**The request**
Identify all lines in the data containing the string "apparaîtront". Copy them out.

**Provided data**
========================

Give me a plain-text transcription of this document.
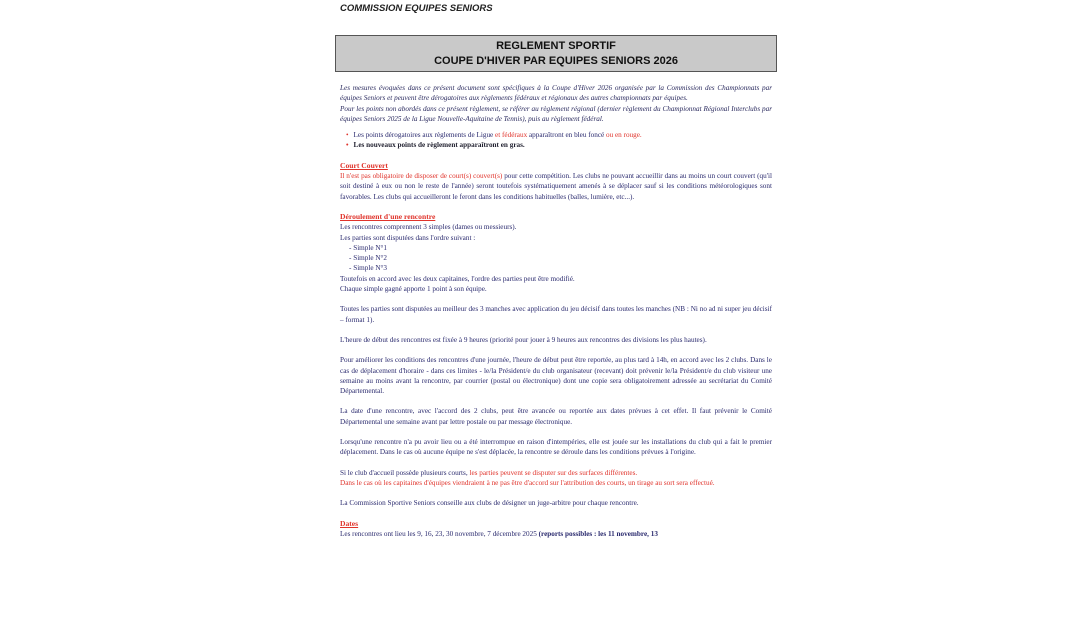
COMMISSION EQUIPES SENIORS
REGLEMENT SPORTIF
COUPE D'HIVER PAR EQUIPES SENIORS 2026

Les mesures évoquées dans ce présent document sont spécifiques à la Coupe d'Hiver 2026 organisée par la Commission des Championnats par équipes Seniors et peuvent être dérogatoires aux règlements fédéraux et régionaux des autres championnats par équipes.

Pour les points non abordés dans ce présent règlement, se référer au règlement régional (dernier règlement du Championnat Régional Interclubs par équipes Seniors 2025 de la Ligue Nouvelle-Aquitaine de Tennis), puis au règlement fédéral.

• Les points dérogatoires aux règlements de Ligue et fédéraux apparaîtront en bleu foncé ou en rouge.

• Les nouveaux points de règlement apparaîtront en gras.

Court Couvert

Il n'est pas obligatoire de disposer de court(s) couvert(s) pour cette compétition. Les clubs ne pouvant accueillir dans au moins un court couvert (qu'il soit destiné à eux ou non le reste de l'année) seront toutefois systématiquement amenés à se déplacer sauf si les conditions météorologiques sont favorables. Les clubs qui accueilleront le feront dans les conditions habituelles (balles, lumière, etc...).

Déroulement d'une rencontre

Les rencontres comprennent 3 simples (dames ou messieurs).

Les parties sont disputées dans l'ordre suivant :

- Simple N°1

- Simple N°2

- Simple N°3

Toutefois en accord avec les deux capitaines, l'ordre des parties peut être modifié.

Chaque simple gagné apporte 1 point à son équipe.

Toutes les parties sont disputées au meilleur des 3 manches avec application du jeu décisif dans toutes les manches (NB : Ni no ad ni super jeu décisif – format 1).

L'heure de début des rencontres est fixée à 9 heures (priorité pour jouer à 9 heures aux rencontres des divisions les plus hautes).

Pour améliorer les conditions des rencontres d'une journée, l'heure de début peut être reportée, au plus tard à 14h, en accord avec les 2 clubs. Dans le cas de déplacement d'horaire - dans ces limites - le/la Président/e du club organisateur (recevant) doit prévenir le/la Président/e du club visiteur une semaine au moins avant la rencontre, par courrier (postal ou électronique) dont une copie sera obligatoirement adressée au secrétariat du Comité Départemental.

La date d'une rencontre, avec l'accord des 2 clubs, peut être avancée ou reportée aux dates prévues à cet effet. Il faut prévenir le Comité Départemental une semaine avant par lettre postale ou par message électronique.

Lorsqu'une rencontre n'a pu avoir lieu ou a été interrompue en raison d'intempéries, elle est jouée sur les installations du club qui a fait le premier déplacement. Dans le cas où aucune équipe ne s'est déplacée, la rencontre se déroule dans les conditions prévues à l'origine.

Si le club d'accueil possède plusieurs courts, les parties peuvent se disputer sur des surfaces différentes.

Dans le cas où les capitaines d'équipes viendraient à ne pas être d'accord sur l'attribution des courts, un tirage au sort sera effectué.

La Commission Sportive Seniors conseille aux clubs de désigner un juge-arbitre pour chaque rencontre.

Dates

Les rencontres ont lieu les 9, 16, 23, 30 novembre, 7 décembre 2025 (reports possibles : les 11 novembre, 13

========================

**Task answer**
• Les points dérogatoires aux règlements de Ligue et fédéraux apparaîtront en bleu foncé ou en rouge.
• Les nouveaux points de règlement apparaîtront en gras.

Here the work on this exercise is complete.